任务内容
接着下方关于PBMCs标本采集与蛋白检测方法的引用段落往下写，从其最后一句之后开始。

引用段落
════════
IL-1β酶联免疫吸附试剂盒购自上海生物工程有限公司；样本密度分离液购自天津灏洋华科生物科技有限公司；RPMI-1640培养基购自江苏长星医疗科技有限公司；MD-AIM-V细胞培养基购自美德太平洋(天津)生物科技股份有限公司；IL-1β抗体、caspase-1购自Abcom公司；生化试剂购自迈克生物有限公司；其余试剂、耗材购自上海碧云天生物技术有限公司。

1.3 标本采集及处理

分别采集AG组和HC组肝素抗凝全血5 mL，用样本密度分离液分离全血中的PBMCs，将分离得到的PBMCs中加入MD-AIM-V细胞培养基300 μL吹打混匀后备用。采用全自动血球分析仪(希森美康XS-500i)进行 PBMCs的纯度验证。采用免疫印迹法检测PBMCs中IL-1β、caspase-1的蛋白水平：对收集备用的PBMCs于4 ℃下以12 000 r/min离 心10 min后，通过调整蛋白浓度至6 mg/L后进行蛋白表达检测，记录并进行灰度值分析，将目的蛋白与内参蛋白(β-actin)灰度值比较，作为目的蛋白的相对表达量。
════════
给定条目
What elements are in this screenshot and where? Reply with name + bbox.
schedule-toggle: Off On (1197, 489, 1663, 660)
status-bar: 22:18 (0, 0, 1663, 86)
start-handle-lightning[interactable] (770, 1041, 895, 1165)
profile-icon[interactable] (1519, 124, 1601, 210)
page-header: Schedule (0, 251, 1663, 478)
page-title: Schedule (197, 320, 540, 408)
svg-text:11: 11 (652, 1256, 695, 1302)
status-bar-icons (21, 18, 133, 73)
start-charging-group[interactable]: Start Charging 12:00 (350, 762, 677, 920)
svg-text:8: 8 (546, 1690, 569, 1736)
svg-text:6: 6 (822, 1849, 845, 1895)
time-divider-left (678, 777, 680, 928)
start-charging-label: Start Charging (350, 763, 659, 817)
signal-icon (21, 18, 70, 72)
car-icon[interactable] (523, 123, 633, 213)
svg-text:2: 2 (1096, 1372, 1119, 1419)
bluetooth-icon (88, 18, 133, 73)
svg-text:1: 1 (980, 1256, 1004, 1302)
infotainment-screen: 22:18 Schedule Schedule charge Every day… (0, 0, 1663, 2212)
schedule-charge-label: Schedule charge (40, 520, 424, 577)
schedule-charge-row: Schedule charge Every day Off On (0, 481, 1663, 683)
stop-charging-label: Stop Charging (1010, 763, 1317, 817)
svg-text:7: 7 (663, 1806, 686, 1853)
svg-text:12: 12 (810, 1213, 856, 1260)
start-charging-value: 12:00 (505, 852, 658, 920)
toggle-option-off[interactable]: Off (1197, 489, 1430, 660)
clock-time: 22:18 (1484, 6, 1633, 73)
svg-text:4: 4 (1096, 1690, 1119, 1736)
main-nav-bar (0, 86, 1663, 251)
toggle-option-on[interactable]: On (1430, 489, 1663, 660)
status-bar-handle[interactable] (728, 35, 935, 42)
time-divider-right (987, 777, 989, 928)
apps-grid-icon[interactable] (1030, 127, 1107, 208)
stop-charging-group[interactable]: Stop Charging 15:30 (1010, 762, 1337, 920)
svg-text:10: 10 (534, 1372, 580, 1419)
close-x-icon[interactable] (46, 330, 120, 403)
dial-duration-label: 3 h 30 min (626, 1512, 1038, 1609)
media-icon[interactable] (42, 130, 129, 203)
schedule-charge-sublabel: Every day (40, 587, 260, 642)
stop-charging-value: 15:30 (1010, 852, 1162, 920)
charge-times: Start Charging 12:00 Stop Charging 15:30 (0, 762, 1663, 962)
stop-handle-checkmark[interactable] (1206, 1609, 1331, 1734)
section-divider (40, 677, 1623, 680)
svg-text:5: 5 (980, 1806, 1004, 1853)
════════
任务作答
同时分别采集AG组和HC组静脉血4 mL，3 500 r/min离心5 min后，分离血清备用。采用全自动生化分析仪(日立式7600型)检测血清中尿酸(uric acid, UA)、肌酐(creatinine, CREA)、血尿素氮(blood urea nitrogen, BUN)、谷氨酸氨基转移酶(alaninetransaminase, ALT)、天门冬氨酸氨基转移酶(aspartateaminotransferase, AST)、总蛋白(total protein, TP)、白蛋白(albumin, ALB)、前白蛋白(prealbumin, PA)的含量。采用酶联免疫吸附法(ELISA)检测血清中IL-1β表达。

1.4 统计学方法

2 结果

2.1 PBMCs的验证结果

PBMCs是外周血单个核细胞，其包括淋巴细胞(lymphocyte, LYMP)和单核细胞(monocyte, MONO)。AG组和HC组全血分离的细胞主要为PBMCs，纯度达(94.91±2.40)%(表1、图1)。

表1 AG组与HC组 PBMCs验证结果

2.2 两组PBMCs中IL-1β和caspase-1的免疫印迹法分析结果

两组PBMCs中IL-1β和caspase-1的免疫印迹法分析结果提示，AG组较HC组IL-1β和caspase-1表达水平增强(图2)。

2.3 两组UA、CREA、BUN、PA、ALT、AST、TP、ALB的检测结果

AG组与HC组年龄、TP和ALB差异无统计学意义(P>0.05)，AST、ALT差异有统计学意义(P<0.05)，UA、CREA、BUN、PA差异有统计学意义(P<0.01)(表2)。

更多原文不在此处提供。